Yield-hungry investors buoyed by the prospects of further monetary easing have invested $124bn in bond exchange traded funds globally this year.
“EPFR Global-tracked Bond Funds took in over $9bn for the second week running as investors responded to predictions of a rate hike-free remainder of 2016 in the US and fresh monetary tailwinds for emerging markets,” said EPFR.
Flows into long-term US corporate debt set a new record last week and a net $123bn has been invested in US bond ETFs in the year to date.
“Yields have been very low,” said Paul Malloy at Vanguard. “Between European Central Bank QE and rumours of the Bank of England QE, as long as there is that kind of support in the market, fixed income is still a place where investors will move to.”
UK bond funds even withstood Brexit fallout. In the two weeks following the Brexit vote, assets in UK bond funds held tight while funds in UK equity ETFs fell 11 per cent — $4.7bn — the highest level of outflow since at least 2007, and money market funds assets were down 9 per cent, on Société Générale data.
Assets in bond ETFs are still less than 1 per cent of the $94tn global debt market and only a quarter of the $2.6tn invested in equity ETFs.
However, BlackRock — the world’s largest provider of ETFs — believes fixed income funds are reaching a tipping point in acceptance and the company forecasts bond ETFs will grow to $2tn in assets by 2025.

━━━━━━━━━━━━━━━━━━━━

Can you extend the article on bond ETF inflows, picking up after its last sentence about BlackRock's $2tn forecast?

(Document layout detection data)
━━━━━━━━━━━━━━━━━━━━

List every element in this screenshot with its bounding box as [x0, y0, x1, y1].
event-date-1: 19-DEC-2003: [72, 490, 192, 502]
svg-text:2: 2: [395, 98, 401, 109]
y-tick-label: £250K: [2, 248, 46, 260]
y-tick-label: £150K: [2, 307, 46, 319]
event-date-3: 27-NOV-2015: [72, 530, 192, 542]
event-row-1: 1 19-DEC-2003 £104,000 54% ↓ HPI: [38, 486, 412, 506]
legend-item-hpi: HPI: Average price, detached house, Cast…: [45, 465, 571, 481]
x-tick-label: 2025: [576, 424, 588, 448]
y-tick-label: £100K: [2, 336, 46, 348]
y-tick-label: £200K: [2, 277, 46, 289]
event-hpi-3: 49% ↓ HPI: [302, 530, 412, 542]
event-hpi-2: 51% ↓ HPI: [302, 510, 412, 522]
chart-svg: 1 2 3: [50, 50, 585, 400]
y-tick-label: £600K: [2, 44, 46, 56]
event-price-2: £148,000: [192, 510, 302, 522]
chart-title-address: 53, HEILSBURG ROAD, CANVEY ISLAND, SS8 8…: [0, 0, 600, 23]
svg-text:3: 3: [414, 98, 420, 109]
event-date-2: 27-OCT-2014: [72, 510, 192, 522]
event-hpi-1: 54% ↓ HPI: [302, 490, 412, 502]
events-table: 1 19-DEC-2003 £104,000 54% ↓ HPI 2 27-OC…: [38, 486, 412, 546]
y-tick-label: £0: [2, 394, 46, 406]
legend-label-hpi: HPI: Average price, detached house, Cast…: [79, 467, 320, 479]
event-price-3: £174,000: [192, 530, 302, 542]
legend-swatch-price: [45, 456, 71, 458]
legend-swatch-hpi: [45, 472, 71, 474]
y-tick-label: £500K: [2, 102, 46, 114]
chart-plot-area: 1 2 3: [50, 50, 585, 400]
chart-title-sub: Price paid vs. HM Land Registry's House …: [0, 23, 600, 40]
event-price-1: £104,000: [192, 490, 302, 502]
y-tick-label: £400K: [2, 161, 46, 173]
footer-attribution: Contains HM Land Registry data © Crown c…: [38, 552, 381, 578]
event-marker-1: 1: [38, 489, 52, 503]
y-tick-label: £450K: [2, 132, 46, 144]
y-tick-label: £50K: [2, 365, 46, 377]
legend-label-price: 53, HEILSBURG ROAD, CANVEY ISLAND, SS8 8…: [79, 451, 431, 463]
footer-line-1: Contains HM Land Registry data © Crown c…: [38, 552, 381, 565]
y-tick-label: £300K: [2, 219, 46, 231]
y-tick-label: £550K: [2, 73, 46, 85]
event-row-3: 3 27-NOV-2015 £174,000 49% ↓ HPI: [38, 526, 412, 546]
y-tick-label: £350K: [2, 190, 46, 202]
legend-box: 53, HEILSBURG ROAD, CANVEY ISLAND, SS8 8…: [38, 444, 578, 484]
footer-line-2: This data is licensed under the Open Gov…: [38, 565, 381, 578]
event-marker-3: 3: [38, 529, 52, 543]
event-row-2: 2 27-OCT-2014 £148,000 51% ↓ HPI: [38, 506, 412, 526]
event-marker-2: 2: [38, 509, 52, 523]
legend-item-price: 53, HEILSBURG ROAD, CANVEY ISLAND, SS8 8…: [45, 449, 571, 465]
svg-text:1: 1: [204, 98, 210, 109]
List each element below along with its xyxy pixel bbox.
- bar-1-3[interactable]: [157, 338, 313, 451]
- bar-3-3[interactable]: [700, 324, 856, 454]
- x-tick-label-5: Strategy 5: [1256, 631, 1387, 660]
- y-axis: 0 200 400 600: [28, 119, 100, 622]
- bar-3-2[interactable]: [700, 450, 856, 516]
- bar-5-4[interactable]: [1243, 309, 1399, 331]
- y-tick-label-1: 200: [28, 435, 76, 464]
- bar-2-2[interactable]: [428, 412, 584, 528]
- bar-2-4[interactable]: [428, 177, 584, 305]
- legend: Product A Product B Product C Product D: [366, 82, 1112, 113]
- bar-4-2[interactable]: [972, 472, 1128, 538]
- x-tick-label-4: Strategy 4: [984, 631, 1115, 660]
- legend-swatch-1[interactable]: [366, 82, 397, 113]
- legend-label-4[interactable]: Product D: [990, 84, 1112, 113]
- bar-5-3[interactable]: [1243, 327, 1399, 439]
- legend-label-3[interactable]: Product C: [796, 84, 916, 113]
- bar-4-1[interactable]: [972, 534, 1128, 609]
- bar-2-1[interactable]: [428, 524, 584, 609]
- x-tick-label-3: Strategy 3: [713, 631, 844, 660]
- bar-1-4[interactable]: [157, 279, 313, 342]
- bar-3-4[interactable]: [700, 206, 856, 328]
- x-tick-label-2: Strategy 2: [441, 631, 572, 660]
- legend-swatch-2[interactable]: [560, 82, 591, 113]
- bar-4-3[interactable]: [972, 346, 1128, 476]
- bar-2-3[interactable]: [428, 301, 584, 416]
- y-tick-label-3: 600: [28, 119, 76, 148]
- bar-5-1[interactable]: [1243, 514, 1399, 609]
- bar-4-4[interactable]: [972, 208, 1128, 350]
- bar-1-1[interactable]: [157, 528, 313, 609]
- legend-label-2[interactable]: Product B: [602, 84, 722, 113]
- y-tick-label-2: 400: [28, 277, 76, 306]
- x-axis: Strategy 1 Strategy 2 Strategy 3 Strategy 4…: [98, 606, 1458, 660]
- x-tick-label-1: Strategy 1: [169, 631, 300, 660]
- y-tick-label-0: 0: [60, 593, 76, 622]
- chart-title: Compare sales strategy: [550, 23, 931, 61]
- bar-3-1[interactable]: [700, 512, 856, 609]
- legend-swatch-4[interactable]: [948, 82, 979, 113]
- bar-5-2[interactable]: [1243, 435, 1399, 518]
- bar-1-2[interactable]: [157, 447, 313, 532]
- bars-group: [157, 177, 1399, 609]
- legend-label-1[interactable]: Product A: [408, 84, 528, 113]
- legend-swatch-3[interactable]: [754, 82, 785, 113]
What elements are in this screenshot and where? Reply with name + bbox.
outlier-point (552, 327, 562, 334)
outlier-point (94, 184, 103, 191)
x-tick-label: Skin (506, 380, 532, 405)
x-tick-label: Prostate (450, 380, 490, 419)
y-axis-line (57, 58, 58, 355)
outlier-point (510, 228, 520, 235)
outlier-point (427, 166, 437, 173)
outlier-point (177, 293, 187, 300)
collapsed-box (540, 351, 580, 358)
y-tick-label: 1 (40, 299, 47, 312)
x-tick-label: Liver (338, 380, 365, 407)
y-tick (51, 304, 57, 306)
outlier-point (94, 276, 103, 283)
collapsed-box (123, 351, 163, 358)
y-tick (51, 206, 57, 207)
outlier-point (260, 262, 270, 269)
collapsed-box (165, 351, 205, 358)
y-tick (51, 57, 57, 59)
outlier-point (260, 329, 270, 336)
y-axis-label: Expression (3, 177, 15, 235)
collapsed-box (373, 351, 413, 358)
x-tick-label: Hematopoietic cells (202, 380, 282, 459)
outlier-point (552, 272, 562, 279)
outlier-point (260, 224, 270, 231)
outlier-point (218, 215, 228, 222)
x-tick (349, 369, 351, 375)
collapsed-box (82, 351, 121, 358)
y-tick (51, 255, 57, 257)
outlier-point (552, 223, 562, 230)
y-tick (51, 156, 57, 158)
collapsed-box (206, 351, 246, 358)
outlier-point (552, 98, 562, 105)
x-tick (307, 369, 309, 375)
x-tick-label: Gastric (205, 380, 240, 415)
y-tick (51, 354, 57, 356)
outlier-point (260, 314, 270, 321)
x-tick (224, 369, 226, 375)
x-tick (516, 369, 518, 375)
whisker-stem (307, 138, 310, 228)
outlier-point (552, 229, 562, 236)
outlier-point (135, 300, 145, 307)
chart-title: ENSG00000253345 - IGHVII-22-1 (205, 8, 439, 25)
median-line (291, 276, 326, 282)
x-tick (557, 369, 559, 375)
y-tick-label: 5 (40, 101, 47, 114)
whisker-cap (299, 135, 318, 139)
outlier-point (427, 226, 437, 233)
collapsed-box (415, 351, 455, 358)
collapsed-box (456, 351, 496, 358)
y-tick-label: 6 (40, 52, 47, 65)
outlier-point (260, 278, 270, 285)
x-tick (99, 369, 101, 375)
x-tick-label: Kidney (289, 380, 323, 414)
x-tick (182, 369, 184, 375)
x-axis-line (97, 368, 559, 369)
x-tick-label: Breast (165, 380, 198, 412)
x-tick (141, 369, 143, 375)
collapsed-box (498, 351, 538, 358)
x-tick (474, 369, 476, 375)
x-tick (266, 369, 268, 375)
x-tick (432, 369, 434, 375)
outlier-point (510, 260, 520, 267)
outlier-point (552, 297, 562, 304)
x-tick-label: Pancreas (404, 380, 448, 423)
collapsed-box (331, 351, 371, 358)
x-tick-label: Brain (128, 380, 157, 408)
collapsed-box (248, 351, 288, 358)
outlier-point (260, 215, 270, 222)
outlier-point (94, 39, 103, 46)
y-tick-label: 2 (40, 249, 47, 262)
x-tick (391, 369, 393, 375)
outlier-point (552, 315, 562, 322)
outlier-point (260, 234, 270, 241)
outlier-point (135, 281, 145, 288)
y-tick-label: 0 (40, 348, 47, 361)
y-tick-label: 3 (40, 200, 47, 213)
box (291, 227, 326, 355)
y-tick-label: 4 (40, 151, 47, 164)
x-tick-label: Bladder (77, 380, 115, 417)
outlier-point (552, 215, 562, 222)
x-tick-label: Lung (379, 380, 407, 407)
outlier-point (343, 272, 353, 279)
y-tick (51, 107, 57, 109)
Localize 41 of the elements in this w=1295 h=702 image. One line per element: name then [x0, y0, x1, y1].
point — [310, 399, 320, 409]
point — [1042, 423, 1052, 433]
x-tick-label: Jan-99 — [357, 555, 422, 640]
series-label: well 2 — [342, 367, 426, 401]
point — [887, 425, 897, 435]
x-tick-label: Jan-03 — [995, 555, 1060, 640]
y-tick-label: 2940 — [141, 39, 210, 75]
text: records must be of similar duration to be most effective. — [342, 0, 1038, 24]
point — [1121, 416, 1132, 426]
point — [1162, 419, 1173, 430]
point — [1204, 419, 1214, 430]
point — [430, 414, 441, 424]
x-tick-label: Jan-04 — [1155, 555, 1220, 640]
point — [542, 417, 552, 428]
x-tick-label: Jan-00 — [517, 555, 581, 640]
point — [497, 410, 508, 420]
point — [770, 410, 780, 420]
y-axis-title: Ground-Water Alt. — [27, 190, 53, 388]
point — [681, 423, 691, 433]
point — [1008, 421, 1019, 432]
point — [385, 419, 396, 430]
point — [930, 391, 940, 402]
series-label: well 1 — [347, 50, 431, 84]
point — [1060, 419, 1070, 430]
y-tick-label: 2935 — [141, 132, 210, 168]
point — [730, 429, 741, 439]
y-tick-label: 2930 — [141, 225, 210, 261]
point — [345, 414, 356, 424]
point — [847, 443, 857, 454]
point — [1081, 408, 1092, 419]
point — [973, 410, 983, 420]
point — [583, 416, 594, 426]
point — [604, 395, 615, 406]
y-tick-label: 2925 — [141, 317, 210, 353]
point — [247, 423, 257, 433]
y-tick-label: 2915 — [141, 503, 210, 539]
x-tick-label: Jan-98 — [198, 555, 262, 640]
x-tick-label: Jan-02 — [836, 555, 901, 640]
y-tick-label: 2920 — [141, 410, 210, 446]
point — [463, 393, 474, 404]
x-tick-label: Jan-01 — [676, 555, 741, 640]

━━━━━━━━━━━━━━━━━━━━

Expected output »
”Structurally, we are seeing a shift in adoption of using bond ETFs within portfolios, particularly institutional investors, asset managers and hedge funds,” said Stephen Cohen, head of fixed income beta at BlackRock.
Bond markets have become less liquid following increased capital requirements and regulations.
Banks — the traditional intermediary — have cut their fixed income inventories.
Mr Cohen believes ETFs are part of the solution. “Fixed income investors are becoming more comfortable with ETFs and [more are] using ETFs as a fixed income tool within their portfolios.”
Paul Malloy, head of fixed income at Vanguard, added that the industry would get “a nice tailwind” from the additional transparency provided as MIFID II moves more ETF trading on to exchanges.